┌──

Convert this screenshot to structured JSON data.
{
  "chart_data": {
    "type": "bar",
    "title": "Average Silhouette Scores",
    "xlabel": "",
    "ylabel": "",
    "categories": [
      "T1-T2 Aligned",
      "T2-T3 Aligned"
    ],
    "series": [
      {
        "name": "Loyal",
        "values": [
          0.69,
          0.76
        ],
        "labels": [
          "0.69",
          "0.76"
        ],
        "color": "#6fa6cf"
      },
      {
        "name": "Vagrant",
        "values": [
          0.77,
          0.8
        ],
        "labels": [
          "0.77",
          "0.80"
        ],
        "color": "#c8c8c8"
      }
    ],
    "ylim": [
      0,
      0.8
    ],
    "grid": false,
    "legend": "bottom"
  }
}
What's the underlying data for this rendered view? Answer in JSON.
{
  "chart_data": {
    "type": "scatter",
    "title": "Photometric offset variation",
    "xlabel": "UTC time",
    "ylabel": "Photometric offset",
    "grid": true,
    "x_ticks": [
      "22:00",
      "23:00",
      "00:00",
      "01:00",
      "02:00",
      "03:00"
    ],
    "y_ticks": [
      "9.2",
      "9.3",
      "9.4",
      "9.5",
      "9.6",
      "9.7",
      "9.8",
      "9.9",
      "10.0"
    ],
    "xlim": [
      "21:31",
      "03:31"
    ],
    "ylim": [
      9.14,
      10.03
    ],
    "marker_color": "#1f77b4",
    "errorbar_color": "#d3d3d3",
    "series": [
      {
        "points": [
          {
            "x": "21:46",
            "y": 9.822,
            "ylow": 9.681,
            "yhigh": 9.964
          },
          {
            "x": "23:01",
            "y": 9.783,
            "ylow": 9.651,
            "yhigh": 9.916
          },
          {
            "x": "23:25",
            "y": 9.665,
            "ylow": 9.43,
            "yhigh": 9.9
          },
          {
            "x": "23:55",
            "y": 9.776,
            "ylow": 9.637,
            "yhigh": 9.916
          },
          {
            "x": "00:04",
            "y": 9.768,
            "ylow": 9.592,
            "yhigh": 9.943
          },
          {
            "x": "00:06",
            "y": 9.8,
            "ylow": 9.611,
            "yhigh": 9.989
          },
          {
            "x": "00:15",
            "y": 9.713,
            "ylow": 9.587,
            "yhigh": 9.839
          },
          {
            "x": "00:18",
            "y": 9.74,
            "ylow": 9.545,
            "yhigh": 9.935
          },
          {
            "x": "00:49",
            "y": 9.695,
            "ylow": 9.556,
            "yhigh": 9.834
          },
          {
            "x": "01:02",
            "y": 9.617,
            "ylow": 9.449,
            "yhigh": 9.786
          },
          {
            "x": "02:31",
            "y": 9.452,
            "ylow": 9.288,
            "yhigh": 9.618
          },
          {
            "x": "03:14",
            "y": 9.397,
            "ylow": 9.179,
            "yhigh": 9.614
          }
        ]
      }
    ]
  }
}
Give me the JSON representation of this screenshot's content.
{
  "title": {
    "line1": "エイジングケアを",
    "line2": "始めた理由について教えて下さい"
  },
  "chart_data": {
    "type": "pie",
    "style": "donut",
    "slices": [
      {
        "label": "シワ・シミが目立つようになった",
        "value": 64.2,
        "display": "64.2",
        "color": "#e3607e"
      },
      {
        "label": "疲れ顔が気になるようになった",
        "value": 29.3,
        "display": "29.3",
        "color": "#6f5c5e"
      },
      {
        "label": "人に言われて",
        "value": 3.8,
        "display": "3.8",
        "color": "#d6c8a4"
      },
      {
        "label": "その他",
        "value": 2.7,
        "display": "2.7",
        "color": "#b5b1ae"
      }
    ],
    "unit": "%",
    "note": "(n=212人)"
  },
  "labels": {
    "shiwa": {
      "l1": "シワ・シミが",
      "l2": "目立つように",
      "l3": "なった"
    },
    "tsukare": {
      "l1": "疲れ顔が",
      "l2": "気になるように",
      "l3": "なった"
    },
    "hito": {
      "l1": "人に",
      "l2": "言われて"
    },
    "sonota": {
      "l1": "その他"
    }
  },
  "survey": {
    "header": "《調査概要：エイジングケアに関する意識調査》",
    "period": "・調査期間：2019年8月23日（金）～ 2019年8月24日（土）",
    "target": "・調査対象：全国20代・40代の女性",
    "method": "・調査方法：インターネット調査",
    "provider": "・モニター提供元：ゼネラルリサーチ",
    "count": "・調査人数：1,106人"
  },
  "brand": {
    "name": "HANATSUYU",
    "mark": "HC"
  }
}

└──
┌──

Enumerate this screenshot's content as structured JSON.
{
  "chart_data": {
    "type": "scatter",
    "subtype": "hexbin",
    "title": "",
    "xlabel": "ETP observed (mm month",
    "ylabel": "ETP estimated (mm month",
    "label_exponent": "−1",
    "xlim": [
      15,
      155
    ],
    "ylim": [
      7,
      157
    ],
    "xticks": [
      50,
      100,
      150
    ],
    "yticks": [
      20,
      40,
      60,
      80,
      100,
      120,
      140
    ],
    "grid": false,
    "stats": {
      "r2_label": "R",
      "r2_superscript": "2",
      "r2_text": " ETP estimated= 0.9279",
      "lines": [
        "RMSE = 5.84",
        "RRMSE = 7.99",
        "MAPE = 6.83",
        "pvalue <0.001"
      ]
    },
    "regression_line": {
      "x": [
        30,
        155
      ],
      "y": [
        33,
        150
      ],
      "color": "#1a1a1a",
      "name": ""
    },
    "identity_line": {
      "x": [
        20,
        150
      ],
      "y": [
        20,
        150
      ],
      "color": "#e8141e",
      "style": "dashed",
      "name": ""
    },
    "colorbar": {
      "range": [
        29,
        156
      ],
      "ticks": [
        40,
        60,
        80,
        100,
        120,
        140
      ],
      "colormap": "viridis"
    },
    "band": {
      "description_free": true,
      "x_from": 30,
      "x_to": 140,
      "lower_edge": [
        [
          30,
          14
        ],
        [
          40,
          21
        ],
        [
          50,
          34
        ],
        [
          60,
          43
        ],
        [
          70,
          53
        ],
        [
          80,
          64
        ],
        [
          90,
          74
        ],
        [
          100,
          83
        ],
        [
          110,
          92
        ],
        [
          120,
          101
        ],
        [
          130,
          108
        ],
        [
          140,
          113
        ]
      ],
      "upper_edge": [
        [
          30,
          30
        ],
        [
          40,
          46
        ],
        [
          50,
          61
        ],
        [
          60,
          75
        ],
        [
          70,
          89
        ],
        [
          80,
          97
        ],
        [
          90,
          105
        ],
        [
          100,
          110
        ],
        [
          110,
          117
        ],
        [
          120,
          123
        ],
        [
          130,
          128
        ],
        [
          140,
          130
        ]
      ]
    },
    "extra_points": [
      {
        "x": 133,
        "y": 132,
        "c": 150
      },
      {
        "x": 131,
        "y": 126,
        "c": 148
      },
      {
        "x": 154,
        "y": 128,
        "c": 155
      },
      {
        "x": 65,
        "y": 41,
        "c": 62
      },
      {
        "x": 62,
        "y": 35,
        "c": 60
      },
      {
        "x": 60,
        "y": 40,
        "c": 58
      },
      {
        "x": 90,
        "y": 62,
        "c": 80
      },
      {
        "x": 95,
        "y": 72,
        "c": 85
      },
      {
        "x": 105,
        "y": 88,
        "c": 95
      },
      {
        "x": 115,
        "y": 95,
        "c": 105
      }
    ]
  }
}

└──
┌──

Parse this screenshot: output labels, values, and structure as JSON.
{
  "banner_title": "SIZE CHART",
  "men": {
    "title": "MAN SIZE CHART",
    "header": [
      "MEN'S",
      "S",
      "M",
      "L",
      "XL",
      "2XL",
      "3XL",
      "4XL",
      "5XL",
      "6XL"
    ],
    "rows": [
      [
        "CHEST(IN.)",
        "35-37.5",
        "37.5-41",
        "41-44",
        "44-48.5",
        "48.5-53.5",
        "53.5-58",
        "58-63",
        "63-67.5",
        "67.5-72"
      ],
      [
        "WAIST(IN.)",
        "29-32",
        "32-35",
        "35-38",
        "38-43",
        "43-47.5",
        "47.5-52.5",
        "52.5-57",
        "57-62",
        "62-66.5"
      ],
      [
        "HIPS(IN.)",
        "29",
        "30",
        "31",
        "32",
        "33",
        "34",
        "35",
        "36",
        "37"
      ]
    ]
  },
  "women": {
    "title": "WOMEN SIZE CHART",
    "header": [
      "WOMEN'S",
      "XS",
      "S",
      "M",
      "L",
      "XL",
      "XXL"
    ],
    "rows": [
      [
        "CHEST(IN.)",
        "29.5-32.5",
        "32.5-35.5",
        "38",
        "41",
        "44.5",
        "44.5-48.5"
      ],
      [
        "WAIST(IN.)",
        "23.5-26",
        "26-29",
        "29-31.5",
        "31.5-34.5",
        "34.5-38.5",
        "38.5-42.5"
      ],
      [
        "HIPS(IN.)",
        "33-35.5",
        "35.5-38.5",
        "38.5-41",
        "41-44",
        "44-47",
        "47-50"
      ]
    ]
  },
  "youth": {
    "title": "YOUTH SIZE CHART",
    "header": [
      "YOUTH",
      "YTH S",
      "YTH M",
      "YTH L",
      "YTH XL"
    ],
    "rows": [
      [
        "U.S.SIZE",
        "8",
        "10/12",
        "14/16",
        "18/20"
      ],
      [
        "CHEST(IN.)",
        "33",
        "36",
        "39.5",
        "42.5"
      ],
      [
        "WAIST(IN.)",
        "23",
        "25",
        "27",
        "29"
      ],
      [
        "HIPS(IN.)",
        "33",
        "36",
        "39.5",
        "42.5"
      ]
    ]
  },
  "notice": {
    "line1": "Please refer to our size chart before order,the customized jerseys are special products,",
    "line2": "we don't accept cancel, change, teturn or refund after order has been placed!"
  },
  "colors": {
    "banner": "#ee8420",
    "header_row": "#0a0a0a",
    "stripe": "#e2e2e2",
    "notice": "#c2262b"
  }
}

└──

Look through the entries above; copy every line holding the string "Photometric".

    "title": "Photometric offset variation",
    "ylabel": "Photometric offset",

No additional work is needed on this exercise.